▶ _WRITTEN TASKS_
1. In the CR-Z review, what car does the writer say to buy instead of the CR-Z?
2. List the things the CR-Z review says the car is away from greatness.

### READING PASSAGE ###

And then also it felt perfectly natural to have goose poop squishing between the treads as I pulled in to the parking lot of the Reifel bird sanctuary in the marshlands of the Fraser River Delta. I parked the car beside a Prius c, and went to watch the young ducklings have a paddle; a thousand miles away, the racers had just crossed the hundred lap mark, halfway to go.

While interesting to drive, I can't really recommend the CR-Z to anyone. Buy a Civic Coupe instead, one with the new turbocharged engine. Put a decent set of tires on it. Better yet, find some old autocrosser's caged CRX, slap on a set of slicks, swap in a K20 out of a RSX Type-S and go really annoy the track rats.

Having said that, you never make the podium unless you take a few risks, and I see what Honda was trying to do here. After all, the winner of this year's Indy 500 used a fuel-saving strategy so extreme he ended up coasting over the finish line on fumes. Sometimes you gamble and win. Sometimes you lose. Roll the dice again, Honda, this thing's a turbocharger, some weight-loss, and a couple of rudimentary seats away from greatness.

### DATA LINES ###

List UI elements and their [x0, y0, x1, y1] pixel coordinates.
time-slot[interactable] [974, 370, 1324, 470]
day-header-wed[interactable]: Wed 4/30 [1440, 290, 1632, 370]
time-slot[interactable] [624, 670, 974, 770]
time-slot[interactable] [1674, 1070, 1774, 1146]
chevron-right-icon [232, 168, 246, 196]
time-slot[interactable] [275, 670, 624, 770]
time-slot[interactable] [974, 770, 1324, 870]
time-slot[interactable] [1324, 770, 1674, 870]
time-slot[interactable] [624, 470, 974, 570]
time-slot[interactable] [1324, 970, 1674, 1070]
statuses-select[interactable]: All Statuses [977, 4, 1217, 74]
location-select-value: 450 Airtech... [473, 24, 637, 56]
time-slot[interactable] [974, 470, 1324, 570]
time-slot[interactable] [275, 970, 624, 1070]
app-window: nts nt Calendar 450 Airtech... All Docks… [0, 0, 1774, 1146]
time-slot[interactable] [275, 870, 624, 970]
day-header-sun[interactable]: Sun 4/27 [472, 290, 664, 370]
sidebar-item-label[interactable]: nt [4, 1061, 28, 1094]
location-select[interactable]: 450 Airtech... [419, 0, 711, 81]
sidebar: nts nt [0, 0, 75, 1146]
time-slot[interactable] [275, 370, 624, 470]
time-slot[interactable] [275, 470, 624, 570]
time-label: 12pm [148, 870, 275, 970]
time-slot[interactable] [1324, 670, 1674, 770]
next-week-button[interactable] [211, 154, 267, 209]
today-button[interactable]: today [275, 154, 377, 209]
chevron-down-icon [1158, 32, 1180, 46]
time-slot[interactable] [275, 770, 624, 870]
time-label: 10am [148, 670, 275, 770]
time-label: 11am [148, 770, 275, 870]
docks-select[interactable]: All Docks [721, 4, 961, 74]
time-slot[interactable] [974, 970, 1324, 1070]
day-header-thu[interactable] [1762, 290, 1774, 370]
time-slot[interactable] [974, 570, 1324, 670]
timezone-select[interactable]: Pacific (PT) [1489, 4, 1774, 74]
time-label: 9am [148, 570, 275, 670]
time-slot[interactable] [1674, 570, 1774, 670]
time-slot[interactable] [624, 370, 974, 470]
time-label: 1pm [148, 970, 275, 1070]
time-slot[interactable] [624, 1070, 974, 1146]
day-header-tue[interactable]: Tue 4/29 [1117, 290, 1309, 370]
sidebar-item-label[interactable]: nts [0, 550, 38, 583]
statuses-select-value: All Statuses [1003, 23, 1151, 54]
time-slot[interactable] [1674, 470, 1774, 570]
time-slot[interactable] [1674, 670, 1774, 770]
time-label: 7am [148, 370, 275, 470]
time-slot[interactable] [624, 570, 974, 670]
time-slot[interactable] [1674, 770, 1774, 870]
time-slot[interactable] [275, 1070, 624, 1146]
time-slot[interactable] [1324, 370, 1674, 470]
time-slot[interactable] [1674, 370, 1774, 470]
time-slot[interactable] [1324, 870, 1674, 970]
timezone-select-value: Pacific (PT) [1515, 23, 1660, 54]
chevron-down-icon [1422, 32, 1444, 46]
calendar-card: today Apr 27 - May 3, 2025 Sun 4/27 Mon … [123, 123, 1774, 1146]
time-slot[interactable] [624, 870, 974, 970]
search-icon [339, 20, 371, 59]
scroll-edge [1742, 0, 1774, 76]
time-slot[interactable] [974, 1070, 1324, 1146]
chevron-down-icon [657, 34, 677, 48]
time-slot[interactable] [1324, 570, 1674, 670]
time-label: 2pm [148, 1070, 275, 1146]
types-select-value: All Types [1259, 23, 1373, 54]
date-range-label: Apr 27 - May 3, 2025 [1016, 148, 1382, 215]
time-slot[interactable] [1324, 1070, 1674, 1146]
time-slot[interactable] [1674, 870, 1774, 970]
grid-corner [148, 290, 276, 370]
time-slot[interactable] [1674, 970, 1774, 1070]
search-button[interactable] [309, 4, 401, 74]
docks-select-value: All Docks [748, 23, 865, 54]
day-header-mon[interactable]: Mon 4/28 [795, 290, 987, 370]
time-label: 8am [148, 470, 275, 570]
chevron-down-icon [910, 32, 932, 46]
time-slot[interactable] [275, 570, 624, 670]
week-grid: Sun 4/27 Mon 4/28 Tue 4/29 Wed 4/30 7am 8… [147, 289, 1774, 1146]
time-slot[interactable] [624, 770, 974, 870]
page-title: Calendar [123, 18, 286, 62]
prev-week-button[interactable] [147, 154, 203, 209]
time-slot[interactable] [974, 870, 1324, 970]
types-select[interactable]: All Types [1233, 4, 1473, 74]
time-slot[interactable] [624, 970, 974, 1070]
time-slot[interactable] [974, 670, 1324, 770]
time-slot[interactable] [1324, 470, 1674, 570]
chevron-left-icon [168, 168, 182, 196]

###

▶ _SOLUTIONS_
1. A Civic Coupe with the new turbocharged engine.

2.
- A turbocharger
- Some weight-loss
- A couple of rudimentary seats